Еще из более высоких побуждений он нечаянно препятствует тайному стремлению друг к другу двух сердец, Эстер и Алена Вудкорта.
И чем более украшает Диккенс образ благородного мистера Джарндиса цветами добродетели, истинной и несомненной, тем неизбежней его удаление от каких-либо намеков на реализм. Ведь, как мы уже поняли, здесь проступают приметы комедии дель арте, а с ними не поспоришь.
И если узел событий окончательно нерасторжим – что ж! Его, оказывается, можно просто-напросто разрубить!
Алле-ап! Кто снимает повязку с глаз ос-
лепленных страстью старцев?
Вдруг мистер Джарндис прозревает.
Вдруг он выдает свою любимую Эстер за достойнейшего.
Вдруг он не проклял бедную Аду, когда она, наперекор здравому смыслу, ушла к возлюбленному, просидев в Холодном Доме лучшие годы.
Вдруг… Да нет же, у меня и в мыслях не было усомниться в абсолютном благородстве мистера Джардниса, поистине лучшего из смертных.
Ну что поделаешь, если они вдвоем с Диккенсом угодили в западню, расставленную итальянской народной комедией? А там… А там, как сказал Мандельштам об итальянских великих старцах: казуальная зависимость им чужда. Она годится свиньям на подстилку.

Выдержки из листинга:
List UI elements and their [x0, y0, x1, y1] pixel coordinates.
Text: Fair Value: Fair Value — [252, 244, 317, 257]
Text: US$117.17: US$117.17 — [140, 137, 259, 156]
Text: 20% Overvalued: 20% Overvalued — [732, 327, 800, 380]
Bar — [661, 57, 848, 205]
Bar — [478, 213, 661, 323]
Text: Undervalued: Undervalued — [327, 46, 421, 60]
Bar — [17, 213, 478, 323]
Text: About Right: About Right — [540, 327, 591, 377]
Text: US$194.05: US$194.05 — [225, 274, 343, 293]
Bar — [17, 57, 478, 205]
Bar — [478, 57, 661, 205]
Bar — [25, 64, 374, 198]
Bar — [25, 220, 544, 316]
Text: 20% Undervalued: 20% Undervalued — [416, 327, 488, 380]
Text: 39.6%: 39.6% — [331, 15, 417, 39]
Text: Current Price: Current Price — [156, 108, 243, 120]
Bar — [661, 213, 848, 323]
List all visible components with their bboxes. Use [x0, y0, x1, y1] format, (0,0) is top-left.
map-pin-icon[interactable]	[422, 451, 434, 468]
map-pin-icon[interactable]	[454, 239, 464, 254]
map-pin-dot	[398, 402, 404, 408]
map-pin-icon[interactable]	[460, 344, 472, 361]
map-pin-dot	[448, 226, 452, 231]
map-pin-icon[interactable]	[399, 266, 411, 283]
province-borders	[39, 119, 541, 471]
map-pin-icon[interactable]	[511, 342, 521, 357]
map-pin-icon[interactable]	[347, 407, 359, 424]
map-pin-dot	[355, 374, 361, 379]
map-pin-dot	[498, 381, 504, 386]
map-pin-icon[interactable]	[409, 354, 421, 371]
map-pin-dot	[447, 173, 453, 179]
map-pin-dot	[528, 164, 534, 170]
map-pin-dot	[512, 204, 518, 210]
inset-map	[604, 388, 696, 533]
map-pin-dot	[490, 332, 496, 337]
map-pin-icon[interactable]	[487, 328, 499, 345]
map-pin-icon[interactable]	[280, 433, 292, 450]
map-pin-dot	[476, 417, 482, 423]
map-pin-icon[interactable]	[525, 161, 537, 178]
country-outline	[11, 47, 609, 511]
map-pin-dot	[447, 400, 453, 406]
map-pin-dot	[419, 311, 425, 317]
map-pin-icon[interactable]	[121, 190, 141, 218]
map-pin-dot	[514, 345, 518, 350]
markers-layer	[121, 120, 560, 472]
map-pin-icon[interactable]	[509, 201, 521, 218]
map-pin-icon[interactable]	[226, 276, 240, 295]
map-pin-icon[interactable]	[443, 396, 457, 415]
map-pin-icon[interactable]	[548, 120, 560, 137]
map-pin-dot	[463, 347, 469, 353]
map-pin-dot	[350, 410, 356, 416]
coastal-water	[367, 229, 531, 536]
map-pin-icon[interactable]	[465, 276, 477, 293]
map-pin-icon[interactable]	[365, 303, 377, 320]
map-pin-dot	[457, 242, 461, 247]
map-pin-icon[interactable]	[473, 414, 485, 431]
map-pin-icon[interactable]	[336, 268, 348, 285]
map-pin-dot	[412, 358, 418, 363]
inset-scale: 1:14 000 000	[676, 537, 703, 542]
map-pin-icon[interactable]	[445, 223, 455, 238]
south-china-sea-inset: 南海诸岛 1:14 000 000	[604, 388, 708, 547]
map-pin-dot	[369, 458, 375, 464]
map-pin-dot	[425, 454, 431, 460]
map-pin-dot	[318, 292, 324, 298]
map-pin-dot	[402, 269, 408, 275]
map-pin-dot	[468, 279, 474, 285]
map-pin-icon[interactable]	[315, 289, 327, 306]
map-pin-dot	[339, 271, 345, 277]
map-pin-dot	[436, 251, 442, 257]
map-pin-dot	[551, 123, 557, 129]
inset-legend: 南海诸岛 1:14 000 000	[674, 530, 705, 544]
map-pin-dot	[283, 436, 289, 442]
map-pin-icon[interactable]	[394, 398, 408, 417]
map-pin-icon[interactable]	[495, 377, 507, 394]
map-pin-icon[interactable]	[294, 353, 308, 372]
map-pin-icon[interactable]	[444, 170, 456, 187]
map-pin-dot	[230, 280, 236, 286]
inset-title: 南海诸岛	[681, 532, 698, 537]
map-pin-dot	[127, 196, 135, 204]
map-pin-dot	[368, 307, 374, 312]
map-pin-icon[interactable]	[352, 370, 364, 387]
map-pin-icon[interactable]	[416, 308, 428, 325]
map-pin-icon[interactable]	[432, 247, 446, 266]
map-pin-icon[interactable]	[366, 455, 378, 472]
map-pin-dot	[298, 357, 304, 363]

Примените прочитанное:
1 – Перепишите из фрагмента о мистере Джарндисе отрезок от слов «И чем более» до слов «Доме лучшие годы.» включительно.
2 – Чьему тайному стремлению друг к другу, согласно фрагменту о мистере Джарндисе, он нечаянно препятствует?
Листинг для этой работы не понадобится.

Ответы на задания:
1 –
И чем более украшает Диккенс образ благородного мистера Джарндиса цветами добродетели, истинной и несомненной, тем неизбежней его удаление от каких-либо намеков на реализм. Ведь, как мы уже поняли, здесь проступают приметы комедии дель арте, а с ними не поспоришь.
И если узел событий окончательно нерасторжим – что ж! Его, оказывается, можно просто-напросто разрубить!
Алле-ап! Кто снимает повязку с глаз ос-
лепленных страстью старцев?
Вдруг мистер Джарндис прозревает.
Вдруг он выдает свою любимую Эстер за достойнейшего.
Вдруг он не проклял бедную Аду, когда она, наперекор здравому смыслу, ушла к возлюбленному, просидев в Холодном Доме лучшие годы.

2 – Эстер и Алена Вудкорта.